## begin Data provided

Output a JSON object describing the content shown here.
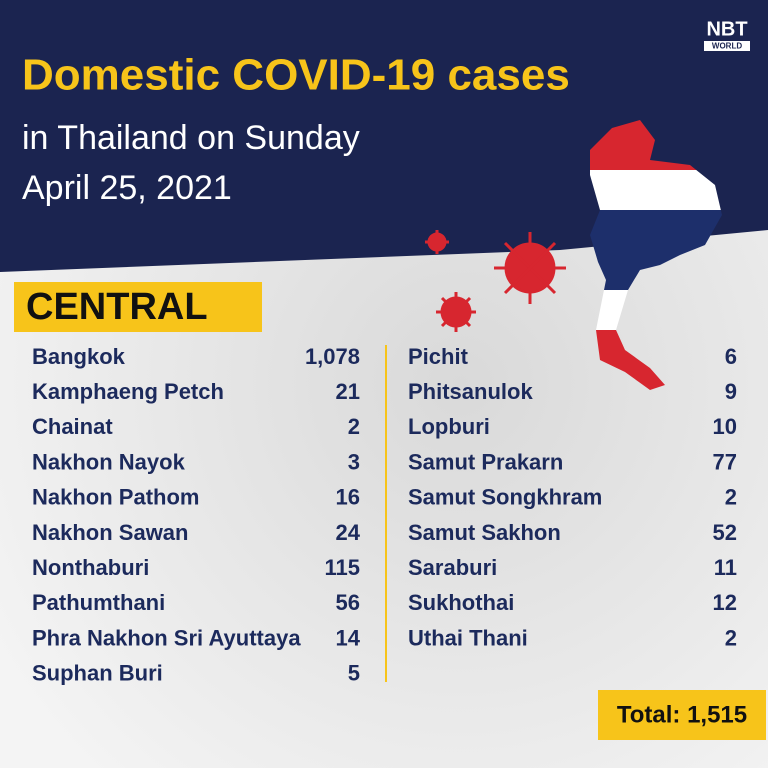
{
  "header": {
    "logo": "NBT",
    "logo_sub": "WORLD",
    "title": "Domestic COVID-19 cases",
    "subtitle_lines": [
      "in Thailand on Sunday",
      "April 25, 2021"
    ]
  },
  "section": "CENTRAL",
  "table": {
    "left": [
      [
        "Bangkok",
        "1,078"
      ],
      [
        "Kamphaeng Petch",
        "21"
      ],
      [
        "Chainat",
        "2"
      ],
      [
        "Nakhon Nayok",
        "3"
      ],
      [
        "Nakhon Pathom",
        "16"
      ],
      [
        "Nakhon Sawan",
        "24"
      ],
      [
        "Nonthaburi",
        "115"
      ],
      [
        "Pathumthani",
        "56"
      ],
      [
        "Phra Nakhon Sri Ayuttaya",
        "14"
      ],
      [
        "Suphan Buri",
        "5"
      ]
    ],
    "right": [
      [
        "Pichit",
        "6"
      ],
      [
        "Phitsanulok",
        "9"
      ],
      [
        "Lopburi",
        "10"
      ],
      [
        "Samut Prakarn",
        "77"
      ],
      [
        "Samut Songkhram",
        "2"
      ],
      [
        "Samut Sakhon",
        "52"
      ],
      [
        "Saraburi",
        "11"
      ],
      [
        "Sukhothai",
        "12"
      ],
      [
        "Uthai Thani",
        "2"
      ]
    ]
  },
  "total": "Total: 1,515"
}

## end Data provided

▶ What you should do: Your job is to transcribe the entries above exactly; skip the pictures.

▶ Task solution:
Output a JSON object describing the content shown here.
{
  "header": {
    "logo": "NBT",
    "logo_sub": "WORLD",
    "title": "Domestic COVID-19 cases",
    "subtitle_lines": [
      "in Thailand on Sunday",
      "April 25, 2021"
    ]
  },
  "section": "CENTRAL",
  "table": {
    "left": [
      [
        "Bangkok",
        "1,078"
      ],
      [
        "Kamphaeng Petch",
        "21"
      ],
      [
        "Chainat",
        "2"
      ],
      [
        "Nakhon Nayok",
        "3"
      ],
      [
        "Nakhon Pathom",
        "16"
      ],
      [
        "Nakhon Sawan",
        "24"
      ],
      [
        "Nonthaburi",
        "115"
      ],
      [
        "Pathumthani",
        "56"
      ],
      [
        "Phra Nakhon Sri Ayuttaya",
        "14"
      ],
      [
        "Suphan Buri",
        "5"
      ]
    ],
    "right": [
      [
        "Pichit",
        "6"
      ],
      [
        "Phitsanulok",
        "9"
      ],
      [
        "Lopburi",
        "10"
      ],
      [
        "Samut Prakarn",
        "77"
      ],
      [
        "Samut Songkhram",
        "2"
      ],
      [
        "Samut Sakhon",
        "52"
      ],
      [
        "Saraburi",
        "11"
      ],
      [
        "Sukhothai",
        "12"
      ],
      [
        "Uthai Thani",
        "2"
      ]
    ]
  },
  "total": "Total: 1,515"
}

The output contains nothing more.